-- Given exercise --
Using the listing below, report all lines holding the word "eventos".

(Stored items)
--- start ---

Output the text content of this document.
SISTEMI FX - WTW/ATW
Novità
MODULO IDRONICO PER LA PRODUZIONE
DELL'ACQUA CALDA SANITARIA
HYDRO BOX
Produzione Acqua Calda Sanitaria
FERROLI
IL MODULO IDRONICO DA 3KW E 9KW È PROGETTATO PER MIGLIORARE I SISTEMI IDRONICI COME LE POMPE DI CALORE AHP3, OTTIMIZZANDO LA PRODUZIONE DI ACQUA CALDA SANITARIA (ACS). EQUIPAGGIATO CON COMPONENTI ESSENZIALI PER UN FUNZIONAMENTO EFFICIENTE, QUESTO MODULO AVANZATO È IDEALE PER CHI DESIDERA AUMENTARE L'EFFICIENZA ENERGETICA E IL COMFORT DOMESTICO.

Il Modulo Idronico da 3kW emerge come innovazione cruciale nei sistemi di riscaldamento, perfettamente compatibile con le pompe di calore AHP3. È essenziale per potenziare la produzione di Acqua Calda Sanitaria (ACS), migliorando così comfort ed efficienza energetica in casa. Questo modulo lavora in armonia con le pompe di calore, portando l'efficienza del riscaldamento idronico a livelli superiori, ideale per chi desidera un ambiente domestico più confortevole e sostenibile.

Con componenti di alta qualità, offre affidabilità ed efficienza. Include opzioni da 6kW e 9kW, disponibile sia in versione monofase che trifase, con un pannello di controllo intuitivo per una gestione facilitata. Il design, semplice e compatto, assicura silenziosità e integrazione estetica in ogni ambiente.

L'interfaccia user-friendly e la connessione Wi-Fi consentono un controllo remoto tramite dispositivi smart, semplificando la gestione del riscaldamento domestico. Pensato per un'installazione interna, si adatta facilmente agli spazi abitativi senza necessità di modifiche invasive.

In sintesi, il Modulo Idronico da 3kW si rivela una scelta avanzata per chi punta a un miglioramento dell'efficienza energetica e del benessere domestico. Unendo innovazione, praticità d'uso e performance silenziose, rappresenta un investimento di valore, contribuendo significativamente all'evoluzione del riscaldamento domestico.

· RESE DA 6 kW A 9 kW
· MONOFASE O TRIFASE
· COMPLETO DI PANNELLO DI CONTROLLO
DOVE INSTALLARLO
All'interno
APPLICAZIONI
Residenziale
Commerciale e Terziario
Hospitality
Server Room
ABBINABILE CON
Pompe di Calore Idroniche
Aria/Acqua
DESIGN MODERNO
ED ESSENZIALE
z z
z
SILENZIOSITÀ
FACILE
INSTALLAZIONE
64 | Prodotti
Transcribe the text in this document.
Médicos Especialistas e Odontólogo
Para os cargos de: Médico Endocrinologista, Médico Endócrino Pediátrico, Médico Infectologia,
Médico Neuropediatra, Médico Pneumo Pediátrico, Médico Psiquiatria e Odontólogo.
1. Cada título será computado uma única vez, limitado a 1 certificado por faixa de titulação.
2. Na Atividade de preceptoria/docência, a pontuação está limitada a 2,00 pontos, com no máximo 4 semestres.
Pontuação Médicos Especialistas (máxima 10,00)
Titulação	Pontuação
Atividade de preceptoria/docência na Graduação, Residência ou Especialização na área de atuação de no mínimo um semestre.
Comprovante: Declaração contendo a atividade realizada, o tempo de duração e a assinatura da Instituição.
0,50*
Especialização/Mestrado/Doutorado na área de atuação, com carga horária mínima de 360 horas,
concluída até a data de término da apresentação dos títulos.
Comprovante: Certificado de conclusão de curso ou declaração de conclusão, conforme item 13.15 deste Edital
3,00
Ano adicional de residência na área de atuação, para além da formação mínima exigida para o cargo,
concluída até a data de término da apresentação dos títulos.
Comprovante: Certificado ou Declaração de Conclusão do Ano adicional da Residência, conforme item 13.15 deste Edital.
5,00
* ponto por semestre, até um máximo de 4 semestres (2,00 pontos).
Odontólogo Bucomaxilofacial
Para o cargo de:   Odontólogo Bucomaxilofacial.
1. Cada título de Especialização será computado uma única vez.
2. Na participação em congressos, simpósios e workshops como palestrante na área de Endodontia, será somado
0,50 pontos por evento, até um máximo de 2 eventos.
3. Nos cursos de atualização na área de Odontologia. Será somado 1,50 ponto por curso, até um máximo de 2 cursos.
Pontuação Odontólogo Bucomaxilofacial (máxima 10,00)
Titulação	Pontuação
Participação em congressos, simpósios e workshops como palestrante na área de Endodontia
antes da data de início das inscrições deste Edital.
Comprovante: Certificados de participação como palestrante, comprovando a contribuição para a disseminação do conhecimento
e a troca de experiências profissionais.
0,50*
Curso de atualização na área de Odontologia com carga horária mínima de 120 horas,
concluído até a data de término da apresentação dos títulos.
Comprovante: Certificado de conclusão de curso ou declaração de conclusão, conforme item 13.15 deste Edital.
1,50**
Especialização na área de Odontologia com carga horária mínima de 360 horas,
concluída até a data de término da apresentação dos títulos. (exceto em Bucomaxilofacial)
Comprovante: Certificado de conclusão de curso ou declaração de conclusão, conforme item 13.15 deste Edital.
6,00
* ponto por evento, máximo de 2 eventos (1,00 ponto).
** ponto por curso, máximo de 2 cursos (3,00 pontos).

--- end ---
--- start ---

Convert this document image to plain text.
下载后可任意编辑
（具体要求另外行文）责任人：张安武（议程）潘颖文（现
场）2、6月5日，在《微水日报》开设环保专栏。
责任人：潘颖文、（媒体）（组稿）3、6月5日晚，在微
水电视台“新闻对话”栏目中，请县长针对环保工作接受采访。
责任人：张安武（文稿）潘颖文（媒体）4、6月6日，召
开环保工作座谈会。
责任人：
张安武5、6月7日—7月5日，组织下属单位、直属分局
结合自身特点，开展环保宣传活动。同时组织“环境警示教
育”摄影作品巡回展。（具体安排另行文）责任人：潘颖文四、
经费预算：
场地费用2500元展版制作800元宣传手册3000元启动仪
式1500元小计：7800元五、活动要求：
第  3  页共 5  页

--- end ---

-- Solved exercise --
0,50 pontos por evento, até um máximo de 2 eventos.
* ponto por evento, máximo de 2 eventos (1,00 ponto).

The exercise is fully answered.